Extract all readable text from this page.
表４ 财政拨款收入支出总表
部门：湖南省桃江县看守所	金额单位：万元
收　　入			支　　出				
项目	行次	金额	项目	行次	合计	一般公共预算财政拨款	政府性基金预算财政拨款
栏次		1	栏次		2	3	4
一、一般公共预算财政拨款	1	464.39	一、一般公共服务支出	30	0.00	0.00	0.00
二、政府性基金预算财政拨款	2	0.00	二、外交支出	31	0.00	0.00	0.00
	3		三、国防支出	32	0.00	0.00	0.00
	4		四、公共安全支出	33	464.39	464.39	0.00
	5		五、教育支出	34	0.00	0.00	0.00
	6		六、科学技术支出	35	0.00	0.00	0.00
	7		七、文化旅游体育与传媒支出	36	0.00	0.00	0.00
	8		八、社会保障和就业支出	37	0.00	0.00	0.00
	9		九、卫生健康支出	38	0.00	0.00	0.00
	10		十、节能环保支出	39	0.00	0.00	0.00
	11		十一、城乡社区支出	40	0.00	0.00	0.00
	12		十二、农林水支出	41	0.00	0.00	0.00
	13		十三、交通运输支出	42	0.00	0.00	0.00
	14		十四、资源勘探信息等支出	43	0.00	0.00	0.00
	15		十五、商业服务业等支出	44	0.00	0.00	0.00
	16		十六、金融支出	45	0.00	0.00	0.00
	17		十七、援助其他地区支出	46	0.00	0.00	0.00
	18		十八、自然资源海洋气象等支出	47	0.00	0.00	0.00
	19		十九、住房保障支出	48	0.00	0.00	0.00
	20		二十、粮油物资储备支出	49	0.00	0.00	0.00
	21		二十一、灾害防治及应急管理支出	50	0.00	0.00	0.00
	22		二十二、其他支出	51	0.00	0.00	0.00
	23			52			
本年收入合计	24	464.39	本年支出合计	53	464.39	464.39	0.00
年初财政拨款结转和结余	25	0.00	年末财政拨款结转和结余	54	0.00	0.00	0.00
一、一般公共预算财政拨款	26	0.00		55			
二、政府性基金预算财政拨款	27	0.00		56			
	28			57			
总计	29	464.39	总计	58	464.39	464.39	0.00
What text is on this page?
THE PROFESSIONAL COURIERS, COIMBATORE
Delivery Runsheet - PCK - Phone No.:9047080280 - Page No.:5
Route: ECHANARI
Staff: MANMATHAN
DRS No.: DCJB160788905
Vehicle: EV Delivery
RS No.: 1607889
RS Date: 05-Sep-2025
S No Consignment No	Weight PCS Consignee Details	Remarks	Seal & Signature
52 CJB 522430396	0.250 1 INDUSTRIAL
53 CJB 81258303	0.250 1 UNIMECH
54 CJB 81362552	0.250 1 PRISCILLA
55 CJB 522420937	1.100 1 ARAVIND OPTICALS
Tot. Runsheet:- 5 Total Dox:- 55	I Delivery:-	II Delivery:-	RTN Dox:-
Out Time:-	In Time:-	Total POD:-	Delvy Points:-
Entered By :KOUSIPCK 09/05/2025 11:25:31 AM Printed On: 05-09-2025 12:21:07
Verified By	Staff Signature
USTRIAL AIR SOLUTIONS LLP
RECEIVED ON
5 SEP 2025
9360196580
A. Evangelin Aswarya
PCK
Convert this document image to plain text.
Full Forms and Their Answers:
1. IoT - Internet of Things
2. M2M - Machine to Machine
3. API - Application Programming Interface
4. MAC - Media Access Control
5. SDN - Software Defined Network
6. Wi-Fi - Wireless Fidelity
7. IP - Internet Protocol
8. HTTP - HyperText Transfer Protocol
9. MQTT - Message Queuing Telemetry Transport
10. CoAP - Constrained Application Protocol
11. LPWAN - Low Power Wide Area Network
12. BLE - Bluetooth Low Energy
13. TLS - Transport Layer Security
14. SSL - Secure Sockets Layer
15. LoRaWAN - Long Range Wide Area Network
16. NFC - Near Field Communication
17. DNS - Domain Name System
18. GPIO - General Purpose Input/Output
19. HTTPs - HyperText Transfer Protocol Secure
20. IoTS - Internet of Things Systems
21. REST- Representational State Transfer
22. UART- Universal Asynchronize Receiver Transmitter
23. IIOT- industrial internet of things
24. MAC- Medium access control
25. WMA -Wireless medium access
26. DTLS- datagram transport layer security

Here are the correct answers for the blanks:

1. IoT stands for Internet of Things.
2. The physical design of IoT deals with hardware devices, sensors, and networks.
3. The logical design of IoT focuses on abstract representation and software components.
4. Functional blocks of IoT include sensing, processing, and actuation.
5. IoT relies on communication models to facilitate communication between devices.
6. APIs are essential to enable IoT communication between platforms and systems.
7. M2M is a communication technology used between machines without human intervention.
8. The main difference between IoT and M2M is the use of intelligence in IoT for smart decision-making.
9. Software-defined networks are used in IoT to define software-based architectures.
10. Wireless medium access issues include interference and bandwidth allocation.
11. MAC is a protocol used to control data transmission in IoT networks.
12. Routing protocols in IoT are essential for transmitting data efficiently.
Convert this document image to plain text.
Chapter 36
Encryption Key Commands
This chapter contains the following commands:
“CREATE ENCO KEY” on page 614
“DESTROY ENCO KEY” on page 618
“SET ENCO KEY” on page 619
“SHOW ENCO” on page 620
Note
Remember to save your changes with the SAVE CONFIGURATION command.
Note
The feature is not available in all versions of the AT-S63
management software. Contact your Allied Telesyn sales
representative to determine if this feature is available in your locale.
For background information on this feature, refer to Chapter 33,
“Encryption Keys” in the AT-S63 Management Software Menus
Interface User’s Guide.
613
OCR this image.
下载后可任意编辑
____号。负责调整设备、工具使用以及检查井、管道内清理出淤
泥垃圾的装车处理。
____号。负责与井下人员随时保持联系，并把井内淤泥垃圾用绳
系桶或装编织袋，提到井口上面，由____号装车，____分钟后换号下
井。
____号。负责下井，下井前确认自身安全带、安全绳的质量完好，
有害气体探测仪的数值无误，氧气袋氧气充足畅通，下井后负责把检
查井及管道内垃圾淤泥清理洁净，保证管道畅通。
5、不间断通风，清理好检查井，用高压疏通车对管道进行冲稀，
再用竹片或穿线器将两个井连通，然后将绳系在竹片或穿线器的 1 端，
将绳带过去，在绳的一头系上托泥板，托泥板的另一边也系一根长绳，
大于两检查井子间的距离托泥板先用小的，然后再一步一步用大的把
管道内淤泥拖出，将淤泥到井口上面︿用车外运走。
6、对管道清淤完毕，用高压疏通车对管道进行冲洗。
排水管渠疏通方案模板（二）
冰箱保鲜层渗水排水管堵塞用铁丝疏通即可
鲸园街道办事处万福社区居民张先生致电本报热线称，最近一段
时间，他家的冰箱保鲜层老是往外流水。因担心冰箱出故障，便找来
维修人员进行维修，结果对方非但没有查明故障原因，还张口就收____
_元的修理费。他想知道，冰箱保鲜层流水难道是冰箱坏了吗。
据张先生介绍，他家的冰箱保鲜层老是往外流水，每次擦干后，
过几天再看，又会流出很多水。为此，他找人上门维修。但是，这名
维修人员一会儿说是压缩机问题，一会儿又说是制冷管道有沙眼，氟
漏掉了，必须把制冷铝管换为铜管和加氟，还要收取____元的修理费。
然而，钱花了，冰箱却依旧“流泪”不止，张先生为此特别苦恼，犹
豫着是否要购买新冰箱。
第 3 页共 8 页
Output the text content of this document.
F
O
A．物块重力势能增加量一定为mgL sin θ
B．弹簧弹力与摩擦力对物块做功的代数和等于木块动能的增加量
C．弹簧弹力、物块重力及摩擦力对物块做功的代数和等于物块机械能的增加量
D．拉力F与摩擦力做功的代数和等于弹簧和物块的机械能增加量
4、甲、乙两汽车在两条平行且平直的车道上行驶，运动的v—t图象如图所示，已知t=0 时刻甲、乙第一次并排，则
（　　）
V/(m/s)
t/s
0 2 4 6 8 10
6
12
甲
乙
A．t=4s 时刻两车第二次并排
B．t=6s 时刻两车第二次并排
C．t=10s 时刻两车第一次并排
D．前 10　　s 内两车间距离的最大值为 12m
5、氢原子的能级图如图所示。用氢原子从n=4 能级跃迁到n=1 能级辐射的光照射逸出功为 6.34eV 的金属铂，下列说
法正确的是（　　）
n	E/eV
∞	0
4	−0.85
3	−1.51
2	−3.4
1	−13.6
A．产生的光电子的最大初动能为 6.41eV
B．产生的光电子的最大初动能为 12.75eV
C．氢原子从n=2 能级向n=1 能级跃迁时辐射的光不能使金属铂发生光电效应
──────
◆ **Stated task**: In the material above, tally every line with the string "政府性基金预算财政拨款" in it, then give that number alone.

◆ **Task result**: 3